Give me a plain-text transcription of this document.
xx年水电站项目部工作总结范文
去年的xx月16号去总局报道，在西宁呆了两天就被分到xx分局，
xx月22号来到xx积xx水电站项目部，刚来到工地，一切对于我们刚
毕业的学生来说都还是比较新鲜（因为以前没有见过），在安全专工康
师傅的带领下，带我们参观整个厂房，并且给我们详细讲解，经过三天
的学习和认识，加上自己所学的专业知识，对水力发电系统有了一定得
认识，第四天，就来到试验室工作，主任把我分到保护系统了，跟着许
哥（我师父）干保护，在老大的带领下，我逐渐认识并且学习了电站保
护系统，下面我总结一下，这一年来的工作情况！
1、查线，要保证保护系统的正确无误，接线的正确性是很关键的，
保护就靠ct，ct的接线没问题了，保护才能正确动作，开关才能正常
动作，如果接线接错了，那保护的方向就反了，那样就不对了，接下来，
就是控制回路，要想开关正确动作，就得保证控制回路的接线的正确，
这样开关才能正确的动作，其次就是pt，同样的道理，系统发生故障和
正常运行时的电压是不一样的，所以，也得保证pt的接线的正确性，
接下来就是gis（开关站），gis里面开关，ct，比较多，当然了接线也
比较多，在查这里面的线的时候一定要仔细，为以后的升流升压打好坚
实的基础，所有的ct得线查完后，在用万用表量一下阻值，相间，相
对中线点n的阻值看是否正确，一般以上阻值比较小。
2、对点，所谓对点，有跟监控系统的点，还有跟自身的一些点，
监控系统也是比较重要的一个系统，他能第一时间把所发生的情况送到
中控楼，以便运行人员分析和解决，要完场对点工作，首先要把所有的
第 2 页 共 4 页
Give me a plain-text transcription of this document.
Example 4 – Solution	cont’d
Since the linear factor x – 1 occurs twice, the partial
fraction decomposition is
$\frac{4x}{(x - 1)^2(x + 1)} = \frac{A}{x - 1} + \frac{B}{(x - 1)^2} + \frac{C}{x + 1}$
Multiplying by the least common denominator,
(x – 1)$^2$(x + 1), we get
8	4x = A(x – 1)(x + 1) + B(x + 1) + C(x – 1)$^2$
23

⁂

Problem requirements
Write every record out again, unaltered.

Response to the exercise
Give me a plain-text transcription of this document.
xx年水电站项目部工作总结范文
去年的xx月16号去总局报道，在西宁呆了两天就被分到xx分局，
xx月22号来到xx积xx水电站项目部，刚来到工地，一切对于我们刚
毕业的学生来说都还是比较新鲜（因为以前没有见过），在安全专工康
师傅的带领下，带我们参观整个厂房，并且给我们详细讲解，经过三天
的学习和认识，加上自己所学的专业知识，对水力发电系统有了一定得
认识，第四天，就来到试验室工作，主任把我分到保护系统了，跟着许
哥（我师父）干保护，在老大的带领下，我逐渐认识并且学习了电站保
护系统，下面我总结一下，这一年来的工作情况！
1、查线，要保证保护系统的正确无误，接线的正确性是很关键的，
保护就靠ct，ct的接线没问题了，保护才能正确动作，开关才能正常
动作，如果接线接错了，那保护的方向就反了，那样就不对了，接下来，
就是控制回路，要想开关正确动作，就得保证控制回路的接线的正确，
这样开关才能正确的动作，其次就是pt，同样的道理，系统发生故障和
正常运行时的电压是不一样的，所以，也得保证pt的接线的正确性，
接下来就是gis（开关站），gis里面开关，ct，比较多，当然了接线也
比较多，在查这里面的线的时候一定要仔细，为以后的升流升压打好坚
实的基础，所有的ct得线查完后，在用万用表量一下阻值，相间，相
对中线点n的阻值看是否正确，一般以上阻值比较小。
2、对点，所谓对点，有跟监控系统的点，还有跟自身的一些点，
监控系统也是比较重要的一个系统，他能第一时间把所发生的情况送到
中控楼，以便运行人员分析和解决，要完场对点工作，首先要把所有的
第 2 页 共 4 页
Give me a plain-text transcription of this document.
Example 4 – Solution	cont’d
Since the linear factor x – 1 occurs twice, the partial
fraction decomposition is
$\frac{4x}{(x - 1)^2(x + 1)} = \frac{A}{x - 1} + \frac{B}{(x - 1)^2} + \frac{C}{x + 1}$
Multiplying by the least common denominator,
(x – 1)$^2$(x + 1), we get
8	4x = A(x – 1)(x + 1) + B(x + 1) + C(x – 1)$^2$
23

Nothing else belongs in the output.